RECORDS PROVIDED:
* start *
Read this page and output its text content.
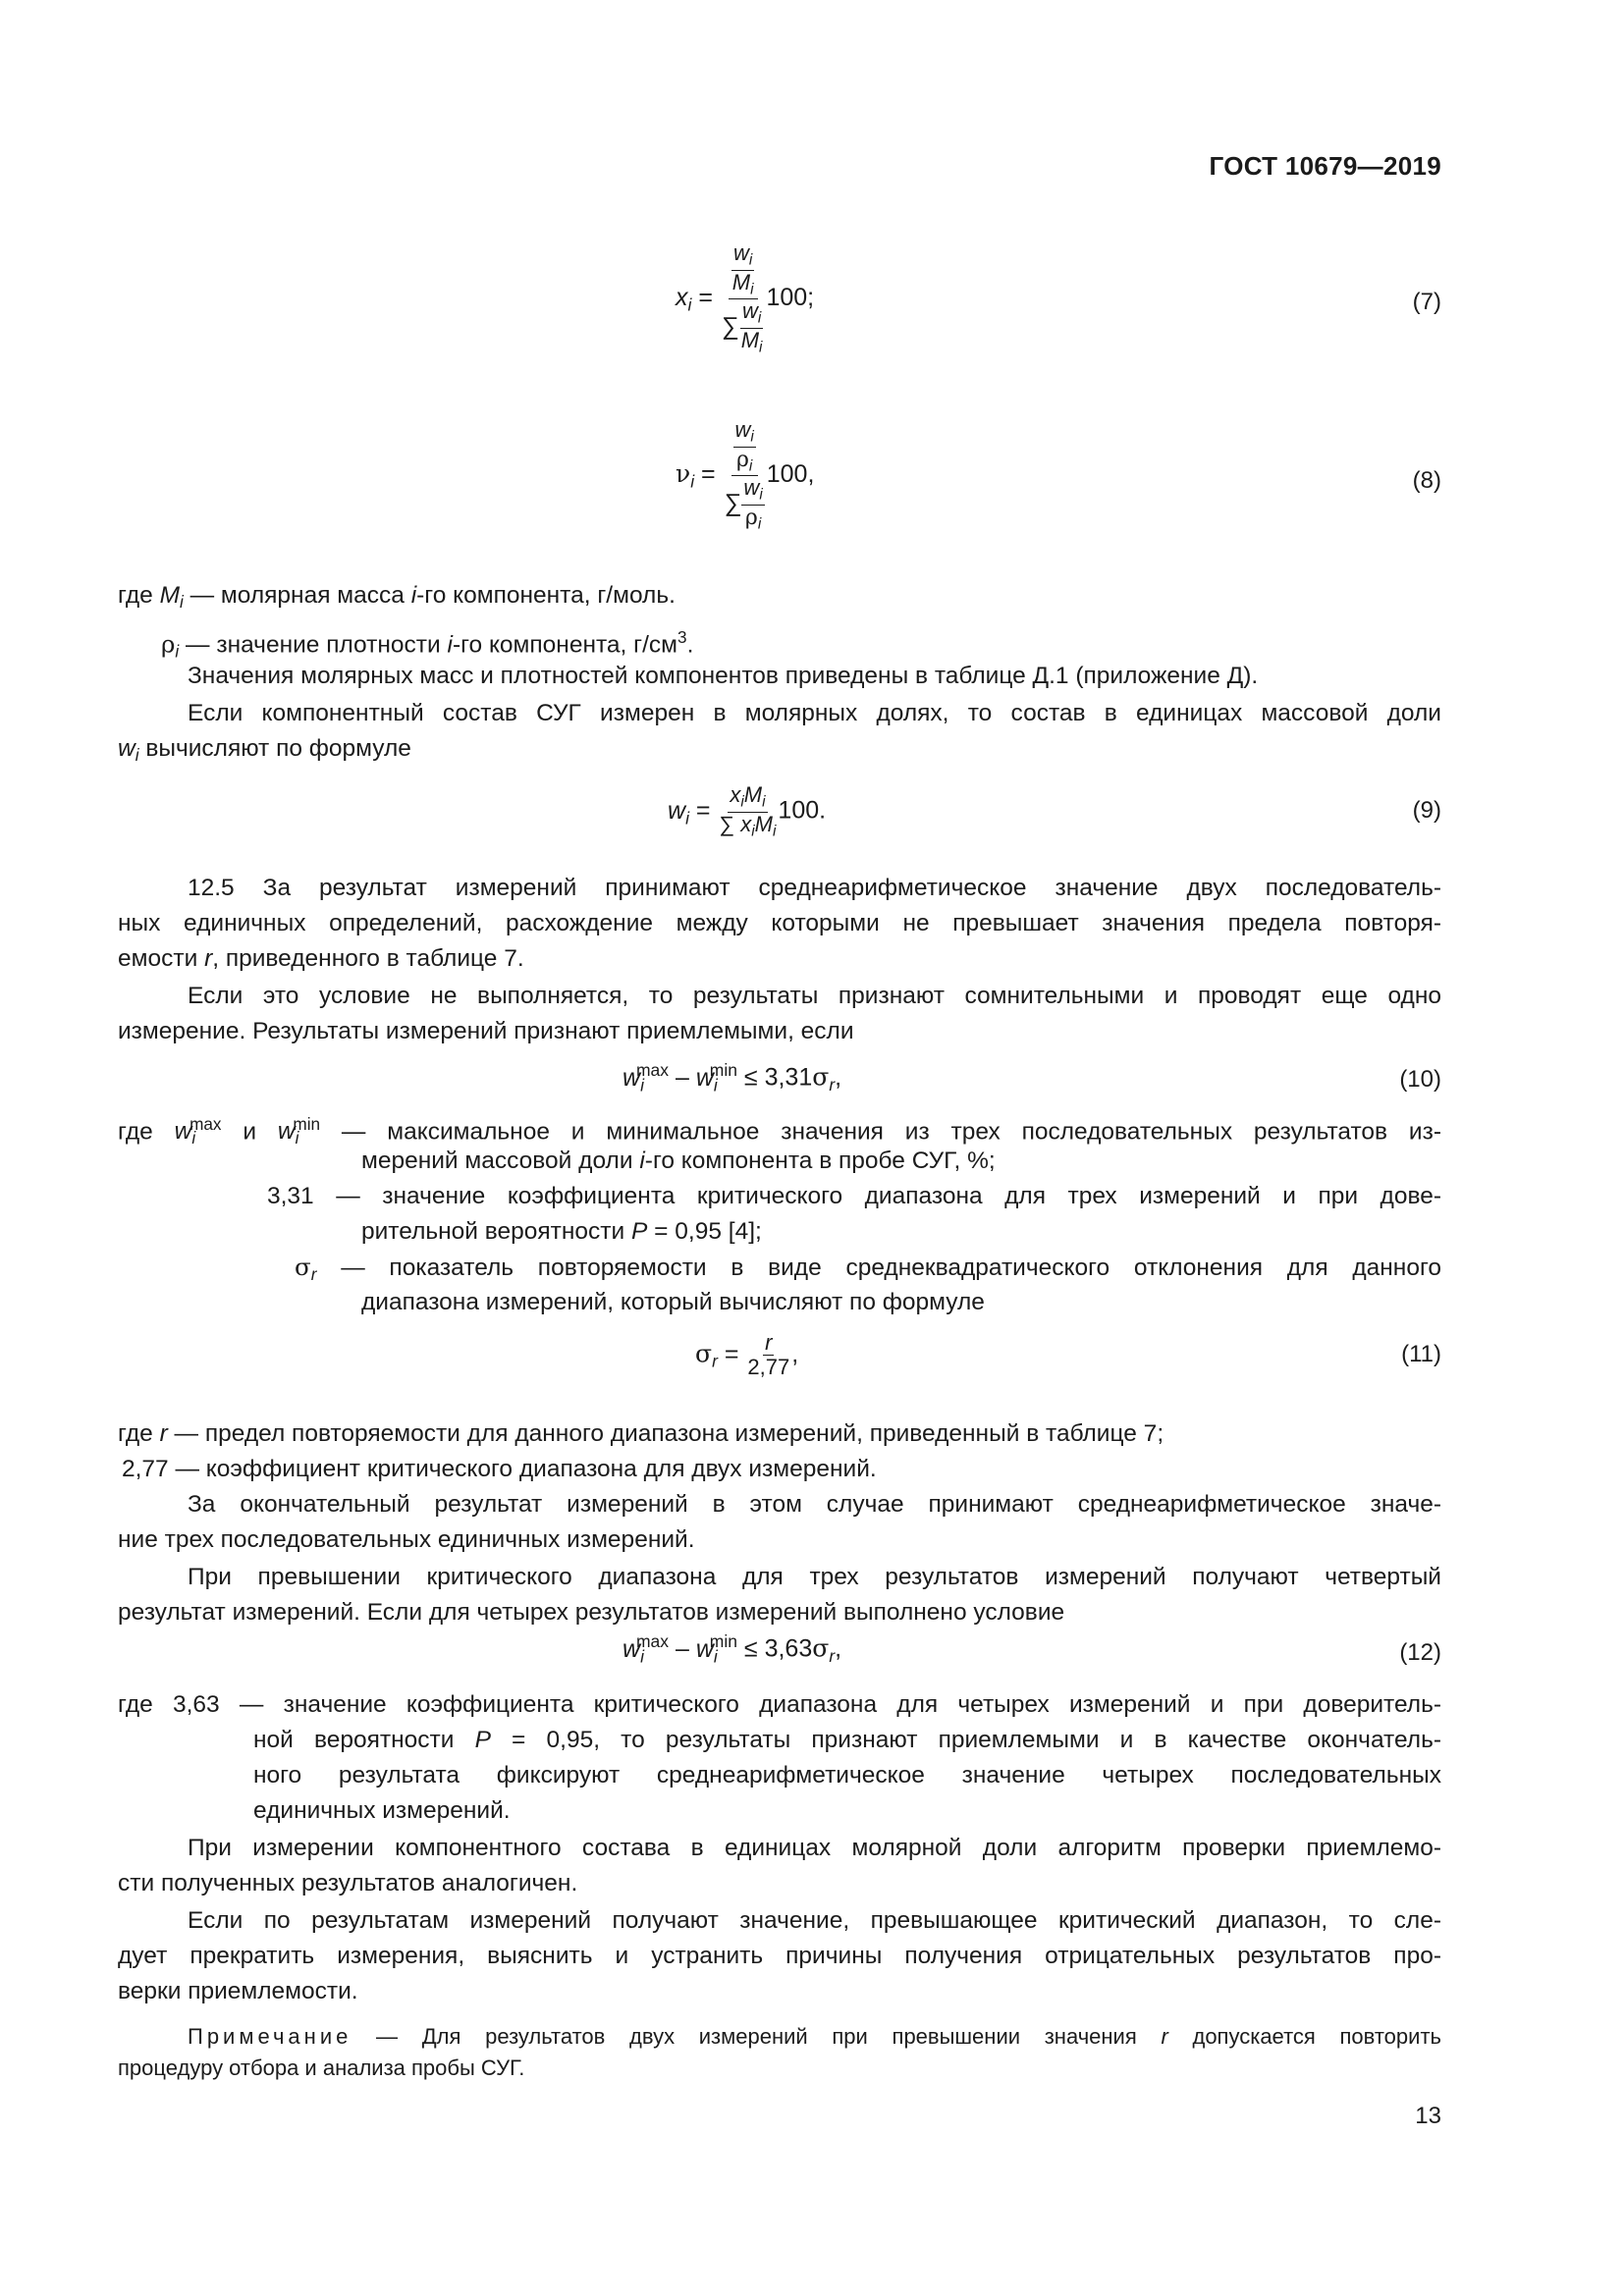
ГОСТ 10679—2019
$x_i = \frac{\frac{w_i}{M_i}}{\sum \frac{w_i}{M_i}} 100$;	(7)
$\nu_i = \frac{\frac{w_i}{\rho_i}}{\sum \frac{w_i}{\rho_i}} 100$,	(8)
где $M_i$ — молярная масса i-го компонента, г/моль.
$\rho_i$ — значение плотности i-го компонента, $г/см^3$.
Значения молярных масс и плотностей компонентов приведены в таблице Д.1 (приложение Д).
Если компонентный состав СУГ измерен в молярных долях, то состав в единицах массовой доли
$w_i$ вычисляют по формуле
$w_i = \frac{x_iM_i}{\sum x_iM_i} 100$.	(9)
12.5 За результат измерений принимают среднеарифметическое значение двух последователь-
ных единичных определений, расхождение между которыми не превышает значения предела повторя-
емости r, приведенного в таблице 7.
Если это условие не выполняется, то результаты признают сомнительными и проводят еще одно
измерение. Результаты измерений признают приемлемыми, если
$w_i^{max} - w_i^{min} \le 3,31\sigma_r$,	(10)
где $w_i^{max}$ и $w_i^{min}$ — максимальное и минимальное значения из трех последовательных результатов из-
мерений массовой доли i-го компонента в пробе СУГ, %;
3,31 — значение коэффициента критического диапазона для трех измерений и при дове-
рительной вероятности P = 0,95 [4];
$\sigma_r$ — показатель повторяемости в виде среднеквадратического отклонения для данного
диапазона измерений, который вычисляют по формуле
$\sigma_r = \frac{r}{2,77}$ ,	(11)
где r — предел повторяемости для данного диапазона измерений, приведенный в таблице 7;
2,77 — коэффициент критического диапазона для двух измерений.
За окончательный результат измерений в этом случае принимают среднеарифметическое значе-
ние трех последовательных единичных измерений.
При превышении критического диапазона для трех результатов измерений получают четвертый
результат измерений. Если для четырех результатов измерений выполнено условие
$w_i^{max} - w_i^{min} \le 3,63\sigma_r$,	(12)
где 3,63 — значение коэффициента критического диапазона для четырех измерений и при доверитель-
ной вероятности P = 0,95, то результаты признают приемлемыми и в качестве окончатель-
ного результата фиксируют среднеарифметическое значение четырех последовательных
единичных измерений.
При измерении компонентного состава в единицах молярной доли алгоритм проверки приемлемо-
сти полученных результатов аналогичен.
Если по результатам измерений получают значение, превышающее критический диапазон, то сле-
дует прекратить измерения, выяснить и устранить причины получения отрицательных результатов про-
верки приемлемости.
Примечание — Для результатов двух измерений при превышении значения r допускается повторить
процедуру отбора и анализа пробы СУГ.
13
* end *
Word for word, quote the full listing, omitting every picture.

SOLUTION TO THIS PROBLEM:
Read this page and output its text content.
ГОСТ 10679—2019
$x_i = \frac{\frac{w_i}{M_i}}{\sum \frac{w_i}{M_i}} 100$;	(7)
$\nu_i = \frac{\frac{w_i}{\rho_i}}{\sum \frac{w_i}{\rho_i}} 100$,	(8)
где $M_i$ — молярная масса i-го компонента, г/моль.
$\rho_i$ — значение плотности i-го компонента, $г/см^3$.
Значения молярных масс и плотностей компонентов приведены в таблице Д.1 (приложение Д).
Если компонентный состав СУГ измерен в молярных долях, то состав в единицах массовой доли
$w_i$ вычисляют по формуле
$w_i = \frac{x_iM_i}{\sum x_iM_i} 100$.	(9)
12.5 За результат измерений принимают среднеарифметическое значение двух последователь-
ных единичных определений, расхождение между которыми не превышает значения предела повторя-
емости r, приведенного в таблице 7.
Если это условие не выполняется, то результаты признают сомнительными и проводят еще одно
измерение. Результаты измерений признают приемлемыми, если
$w_i^{max} - w_i^{min} \le 3,31\sigma_r$,	(10)
где $w_i^{max}$ и $w_i^{min}$ — максимальное и минимальное значения из трех последовательных результатов из-
мерений массовой доли i-го компонента в пробе СУГ, %;
3,31 — значение коэффициента критического диапазона для трех измерений и при дове-
рительной вероятности P = 0,95 [4];
$\sigma_r$ — показатель повторяемости в виде среднеквадратического отклонения для данного
диапазона измерений, который вычисляют по формуле
$\sigma_r = \frac{r}{2,77}$ ,	(11)
где r — предел повторяемости для данного диапазона измерений, приведенный в таблице 7;
2,77 — коэффициент критического диапазона для двух измерений.
За окончательный результат измерений в этом случае принимают среднеарифметическое значе-
ние трех последовательных единичных измерений.
При превышении критического диапазона для трех результатов измерений получают четвертый
результат измерений. Если для четырех результатов измерений выполнено условие
$w_i^{max} - w_i^{min} \le 3,63\sigma_r$,	(12)
где 3,63 — значение коэффициента критического диапазона для четырех измерений и при доверитель-
ной вероятности P = 0,95, то результаты признают приемлемыми и в качестве окончатель-
ного результата фиксируют среднеарифметическое значение четырех последовательных
единичных измерений.
При измерении компонентного состава в единицах молярной доли алгоритм проверки приемлемо-
сти полученных результатов аналогичен.
Если по результатам измерений получают значение, превышающее критический диапазон, то сле-
дует прекратить измерения, выяснить и устранить причины получения отрицательных результатов про-
верки приемлемости.
Примечание — Для результатов двух измерений при превышении значения r допускается повторить
процедуру отбора и анализа пробы СУГ.
13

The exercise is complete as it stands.